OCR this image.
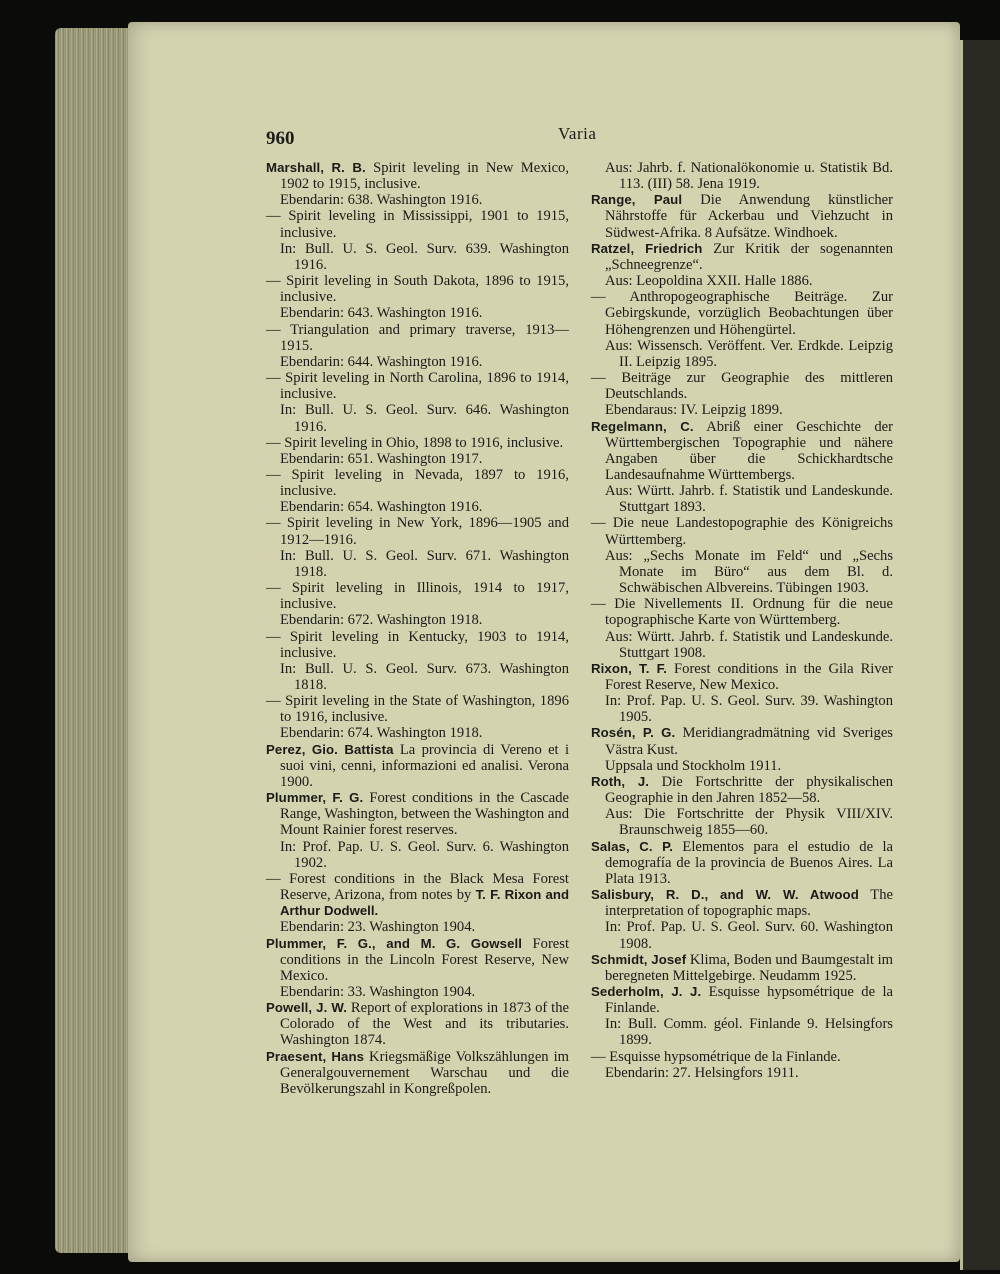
960	Varia
Marshall, R. B. Spirit leveling in New Mexico, 1902 to 1915, inclusive.
Ebendarin: 638. Washington 1916.
— Spirit leveling in Mississippi, 1901 to 1915, inclusive.
In: Bull. U. S. Geol. Surv. 639. Washington 1916.
— Spirit leveling in South Dakota, 1896 to 1915, inclusive.
Ebendarin: 643. Washington 1916.
— Triangulation and primary traverse, 1913—1915.
Ebendarin: 644. Washington 1916.
— Spirit leveling in North Carolina, 1896 to 1914, inclusive.
In: Bull. U. S. Geol. Surv. 646. Washington 1916.
— Spirit leveling in Ohio, 1898 to 1916, inclusive.
Ebendarin: 651. Washington 1917.
— Spirit leveling in Nevada, 1897 to 1916, inclusive.
Ebendarin: 654. Washington 1916.
— Spirit leveling in New York, 1896—1905 and 1912—1916.
In: Bull. U. S. Geol. Surv. 671. Washington 1918.
— Spirit leveling in Illinois, 1914 to 1917, inclusive.
Ebendarin: 672. Washington 1918.
— Spirit leveling in Kentucky, 1903 to 1914, inclusive.
In: Bull. U. S. Geol. Surv. 673. Washington 1818.
— Spirit leveling in the State of Washington, 1896 to 1916, inclusive.
Ebendarin: 674. Washington 1918.
Perez, Gio. Battista La provincia di Vereno et i suoi vini, cenni, informazioni ed analisi. Verona 1900.
Plummer, F. G. Forest conditions in the Cascade Range, Washington, between the Washington and Mount Rainier forest reserves.
In: Prof. Pap. U. S. Geol. Surv. 6. Washington 1902.
— Forest conditions in the Black Mesa Forest Reserve, Arizona, from notes by T. F. Rixon and Arthur Dodwell.
Ebendarin: 23. Washington 1904.
Plummer, F. G., and M. G. Gowsell Forest conditions in the Lincoln Forest Reserve, New Mexico.
Ebendarin: 33. Washington 1904.
Powell, J. W. Report of explorations in 1873 of the Colorado of the West and its tributaries. Washington 1874.
Praesent, Hans Kriegsmäßige Volkszählungen im Generalgouvernement Warschau und die Bevölkerungszahl in Kongreßpolen.
Aus: Jahrb. f. Nationalökonomie u. Statistik Bd. 113. (III) 58. Jena 1919.
Range, Paul Die Anwendung künstlicher Nährstoffe für Ackerbau und Viehzucht in Südwest-Afrika. 8 Aufsätze. Windhoek.
Ratzel, Friedrich Zur Kritik der sogenannten „Schneegrenze“.
Aus: Leopoldina XXII. Halle 1886.
— Anthropogeographische Beiträge. Zur Gebirgskunde, vorzüglich Beobachtungen über Höhengrenzen und Höhengürtel.
Aus: Wissensch. Veröffent. Ver. Erdkde. Leipzig II. Leipzig 1895.
— Beiträge zur Geographie des mittleren Deutschlands.
Ebendaraus: IV. Leipzig 1899.
Regelmann, C. Abriß einer Geschichte der Württembergischen Topographie und nähere Angaben über die Schickhardtsche Landesaufnahme Württembergs.
Aus: Württ. Jahrb. f. Statistik und Landeskunde. Stuttgart 1893.
— Die neue Landestopographie des Königreichs Württemberg.
Aus: „Sechs Monate im Feld“ und „Sechs Monate im Büro“ aus dem Bl. d. Schwäbischen Albvereins. Tübingen 1903.
— Die Nivellements II. Ordnung für die neue topographische Karte von Württemberg.
Aus: Württ. Jahrb. f. Statistik und Landeskunde. Stuttgart 1908.
Rixon, T. F. Forest conditions in the Gila River Forest Reserve, New Mexico.
In: Prof. Pap. U. S. Geol. Surv. 39. Washington 1905.
Rosén, P. G. Meridiangradmätning vid Sveriges Västra Kust.
Uppsala und Stockholm 1911.
Roth, J. Die Fortschritte der physikalischen Geographie in den Jahren 1852—58.
Aus: Die Fortschritte der Physik VIII/XIV. Braunschweig 1855—60.
Salas, C. P. Elementos para el estudio de la demografía de la provincia de Buenos Aires. La Plata 1913.
Salisbury, R. D., and W. W. Atwood The interpretation of topographic maps.
In: Prof. Pap. U. S. Geol. Surv. 60. Washington 1908.
Schmidt, Josef Klima, Boden und Baumgestalt im beregneten Mittelgebirge. Neudamm 1925.
Sederholm, J. J. Esquisse hypsométrique de la Finlande.
In: Bull. Comm. géol. Finlande 9. Helsingfors 1899.
— Esquisse hypsométrique de la Finlande.
Ebendarin: 27. Helsingfors 1911.
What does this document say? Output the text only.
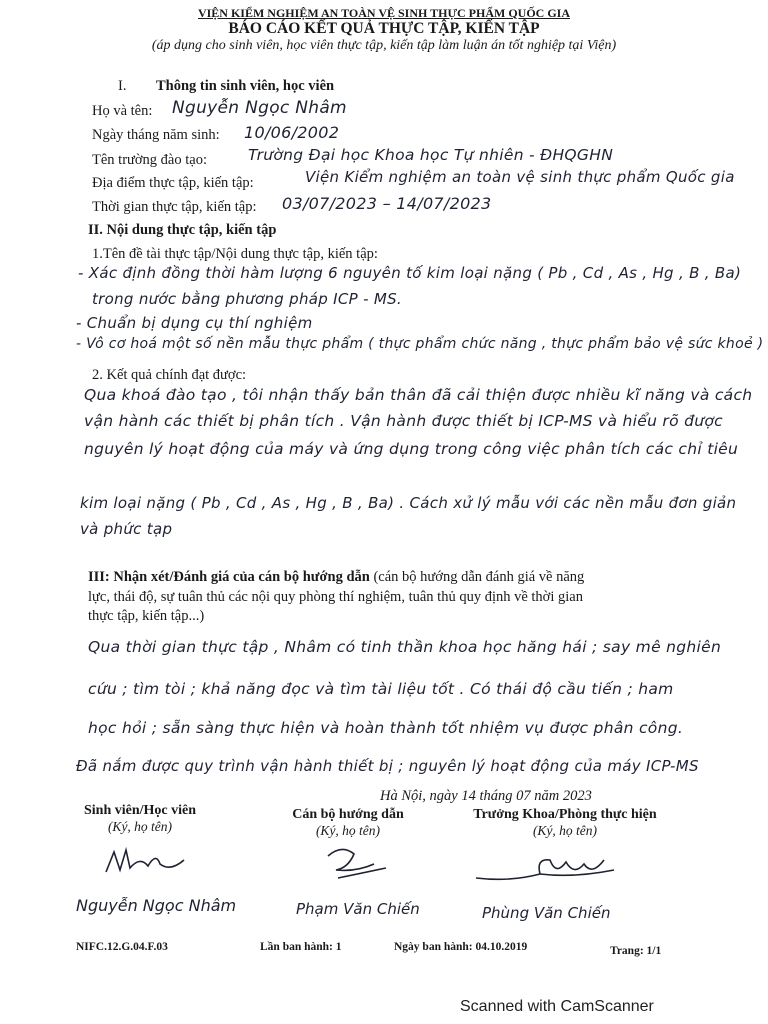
VIỆN KIỂM NGHIỆM AN TOÀN VỆ SINH THỰC PHẨM QUỐC GIA
BÁO CÁO KẾT QUẢ THỰC TẬP, KIẾN TẬP
(áp dụng cho sinh viên, học viên thực tập, kiến tập làm luận án tốt nghiệp tại Viện)
I. Thông tin sinh viên, học viên
Họ và tên: Nguyễn Ngọc Nhâm
Ngày tháng năm sinh: 10/06/2002
Tên trường đào tạo:	Trường Đại học Khoa học Tự nhiên - ĐHQGHN
Địa điểm thực tập, kiến tập:	Viện Kiểm nghiệm an toàn vệ sinh thực phẩm Quốc gia
Thời gian thực tập, kiến tập: 03/07/2023 – 14/07/2023
II. Nội dung thực tập, kiến tập
1.Tên đề tài thực tập/Nội dung thực tập, kiến tập:
- Xác định đồng thời hàm lượng 6 nguyên tố kim loại nặng ( Pb , Cd , As , Hg , B , Ba)
trong nước bằng phương pháp ICP - MS.
- Chuẩn bị dụng cụ thí nghiệm
- Vô cơ hoá một số nền mẫu thực phẩm ( thực phẩm chức năng , thực phẩm bảo vệ sức khoẻ )
2. Kết quả chính đạt được:
Qua khoá đào tạo , tôi nhận thấy bản thân đã cải thiện được nhiều kĩ năng và cách
vận hành các thiết bị phân tích . Vận hành được thiết bị ICP-MS và hiểu rõ được
nguyên lý hoạt động của máy và ứng dụng trong công việc phân tích các chỉ tiêu
kim loại nặng ( Pb , Cd , As , Hg , B , Ba) . Cách xử lý mẫu với các nền mẫu đơn giản
và phức tạp
III: Nhận xét/Đánh giá của cán bộ hướng dẫn (cán bộ hướng dẫn đánh giá về năng
lực, thái độ, sự tuân thủ các nội quy phòng thí nghiệm, tuân thủ quy định về thời gian
thực tập, kiến tập...)
Qua thời gian thực tập , Nhâm có tinh thần khoa học hăng hái ; say mê nghiên
cứu ; tìm tòi ; khả năng đọc và tìm tài liệu tốt . Có thái độ cầu tiến ; ham
học hỏi ; sẵn sàng thực hiện và hoàn thành tốt nhiệm vụ được phân công.
Đã nắm được quy trình vận hành thiết bị ; nguyên lý hoạt động của máy ICP-MS
Hà Nội, ngày 14 tháng 07 năm 2023
Sinh viên/Học viên
(Ký, họ tên)
Cán bộ hướng dẫn
(Ký, họ tên)
Trưởng Khoa/Phòng thực hiện
(Ký, họ tên)
Nguyễn Ngọc Nhâm	Phạm Văn Chiến	Phùng Văn Chiến
NIFC.12.G.04.F.03	Lần ban hành: 1	Ngày ban hành: 04.10.2019	Trang: 1/1
Scanned with CamScanner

# [TASK DIRECTIONS]
Copy the records exactly as they appear, excluding images.

# [OUTPUT FOR THIS TASK]
OCR this image.
960	Varia
Marshall, R. B. Spirit leveling in New Mexico, 1902 to 1915, inclusive.
Ebendarin: 638. Washington 1916.
— Spirit leveling in Mississippi, 1901 to 1915, inclusive.
In: Bull. U. S. Geol. Surv. 639. Washington 1916.
— Spirit leveling in South Dakota, 1896 to 1915, inclusive.
Ebendarin: 643. Washington 1916.
— Triangulation and primary traverse, 1913—1915.
Ebendarin: 644. Washington 1916.
— Spirit leveling in North Carolina, 1896 to 1914, inclusive.
In: Bull. U. S. Geol. Surv. 646. Washington 1916.
— Spirit leveling in Ohio, 1898 to 1916, inclusive.
Ebendarin: 651. Washington 1917.
— Spirit leveling in Nevada, 1897 to 1916, inclusive.
Ebendarin: 654. Washington 1916.
— Spirit leveling in New York, 1896—1905 and 1912—1916.
In: Bull. U. S. Geol. Surv. 671. Washington 1918.
— Spirit leveling in Illinois, 1914 to 1917, inclusive.
Ebendarin: 672. Washington 1918.
— Spirit leveling in Kentucky, 1903 to 1914, inclusive.
In: Bull. U. S. Geol. Surv. 673. Washington 1818.
— Spirit leveling in the State of Washington, 1896 to 1916, inclusive.
Ebendarin: 674. Washington 1918.
Perez, Gio. Battista La provincia di Vereno et i suoi vini, cenni, informazioni ed analisi. Verona 1900.
Plummer, F. G. Forest conditions in the Cascade Range, Washington, between the Washington and Mount Rainier forest reserves.
In: Prof. Pap. U. S. Geol. Surv. 6. Washington 1902.
— Forest conditions in the Black Mesa Forest Reserve, Arizona, from notes by T. F. Rixon and Arthur Dodwell.
Ebendarin: 23. Washington 1904.
Plummer, F. G., and M. G. Gowsell Forest conditions in the Lincoln Forest Reserve, New Mexico.
Ebendarin: 33. Washington 1904.
Powell, J. W. Report of explorations in 1873 of the Colorado of the West and its tributaries. Washington 1874.
Praesent, Hans Kriegsmäßige Volkszählungen im Generalgouvernement Warschau und die Bevölkerungszahl in Kongreßpolen.
Aus: Jahrb. f. Nationalökonomie u. Statistik Bd. 113. (III) 58. Jena 1919.
Range, Paul Die Anwendung künstlicher Nährstoffe für Ackerbau und Viehzucht in Südwest-Afrika. 8 Aufsätze. Windhoek.
Ratzel, Friedrich Zur Kritik der sogenannten „Schneegrenze“.
Aus: Leopoldina XXII. Halle 1886.
— Anthropogeographische Beiträge. Zur Gebirgskunde, vorzüglich Beobachtungen über Höhengrenzen und Höhengürtel.
Aus: Wissensch. Veröffent. Ver. Erdkde. Leipzig II. Leipzig 1895.
— Beiträge zur Geographie des mittleren Deutschlands.
Ebendaraus: IV. Leipzig 1899.
Regelmann, C. Abriß einer Geschichte der Württembergischen Topographie und nähere Angaben über die Schickhardtsche Landesaufnahme Württembergs.
Aus: Württ. Jahrb. f. Statistik und Landeskunde. Stuttgart 1893.
— Die neue Landestopographie des Königreichs Württemberg.
Aus: „Sechs Monate im Feld“ und „Sechs Monate im Büro“ aus dem Bl. d. Schwäbischen Albvereins. Tübingen 1903.
— Die Nivellements II. Ordnung für die neue topographische Karte von Württemberg.
Aus: Württ. Jahrb. f. Statistik und Landeskunde. Stuttgart 1908.
Rixon, T. F. Forest conditions in the Gila River Forest Reserve, New Mexico.
In: Prof. Pap. U. S. Geol. Surv. 39. Washington 1905.
Rosén, P. G. Meridiangradmätning vid Sveriges Västra Kust.
Uppsala und Stockholm 1911.
Roth, J. Die Fortschritte der physikalischen Geographie in den Jahren 1852—58.
Aus: Die Fortschritte der Physik VIII/XIV. Braunschweig 1855—60.
Salas, C. P. Elementos para el estudio de la demografía de la provincia de Buenos Aires. La Plata 1913.
Salisbury, R. D., and W. W. Atwood The interpretation of topographic maps.
In: Prof. Pap. U. S. Geol. Surv. 60. Washington 1908.
Schmidt, Josef Klima, Boden und Baumgestalt im beregneten Mittelgebirge. Neudamm 1925.
Sederholm, J. J. Esquisse hypsométrique de la Finlande.
In: Bull. Comm. géol. Finlande 9. Helsingfors 1899.
— Esquisse hypsométrique de la Finlande.
Ebendarin: 27. Helsingfors 1911.
What does this document say? Output the text only.
VIỆN KIỂM NGHIỆM AN TOÀN VỆ SINH THỰC PHẨM QUỐC GIA
BÁO CÁO KẾT QUẢ THỰC TẬP, KIẾN TẬP
(áp dụng cho sinh viên, học viên thực tập, kiến tập làm luận án tốt nghiệp tại Viện)
I. Thông tin sinh viên, học viên
Họ và tên: Nguyễn Ngọc Nhâm
Ngày tháng năm sinh: 10/06/2002
Tên trường đào tạo:	Trường Đại học Khoa học Tự nhiên - ĐHQGHN
Địa điểm thực tập, kiến tập:	Viện Kiểm nghiệm an toàn vệ sinh thực phẩm Quốc gia
Thời gian thực tập, kiến tập: 03/07/2023 – 14/07/2023
II. Nội dung thực tập, kiến tập
1.Tên đề tài thực tập/Nội dung thực tập, kiến tập:
- Xác định đồng thời hàm lượng 6 nguyên tố kim loại nặng ( Pb , Cd , As , Hg , B , Ba)
trong nước bằng phương pháp ICP - MS.
- Chuẩn bị dụng cụ thí nghiệm
- Vô cơ hoá một số nền mẫu thực phẩm ( thực phẩm chức năng , thực phẩm bảo vệ sức khoẻ )
2. Kết quả chính đạt được:
Qua khoá đào tạo , tôi nhận thấy bản thân đã cải thiện được nhiều kĩ năng và cách
vận hành các thiết bị phân tích . Vận hành được thiết bị ICP-MS và hiểu rõ được
nguyên lý hoạt động của máy và ứng dụng trong công việc phân tích các chỉ tiêu
kim loại nặng ( Pb , Cd , As , Hg , B , Ba) . Cách xử lý mẫu với các nền mẫu đơn giản
và phức tạp
III: Nhận xét/Đánh giá của cán bộ hướng dẫn (cán bộ hướng dẫn đánh giá về năng
lực, thái độ, sự tuân thủ các nội quy phòng thí nghiệm, tuân thủ quy định về thời gian
thực tập, kiến tập...)
Qua thời gian thực tập , Nhâm có tinh thần khoa học hăng hái ; say mê nghiên
cứu ; tìm tòi ; khả năng đọc và tìm tài liệu tốt . Có thái độ cầu tiến ; ham
học hỏi ; sẵn sàng thực hiện và hoàn thành tốt nhiệm vụ được phân công.
Đã nắm được quy trình vận hành thiết bị ; nguyên lý hoạt động của máy ICP-MS
Hà Nội, ngày 14 tháng 07 năm 2023
Sinh viên/Học viên
(Ký, họ tên)
Cán bộ hướng dẫn
(Ký, họ tên)
Trưởng Khoa/Phòng thực hiện
(Ký, họ tên)
Nguyễn Ngọc Nhâm	Phạm Văn Chiến	Phùng Văn Chiến
NIFC.12.G.04.F.03	Lần ban hành: 1	Ngày ban hành: 04.10.2019	Trang: 1/1
Scanned with CamScanner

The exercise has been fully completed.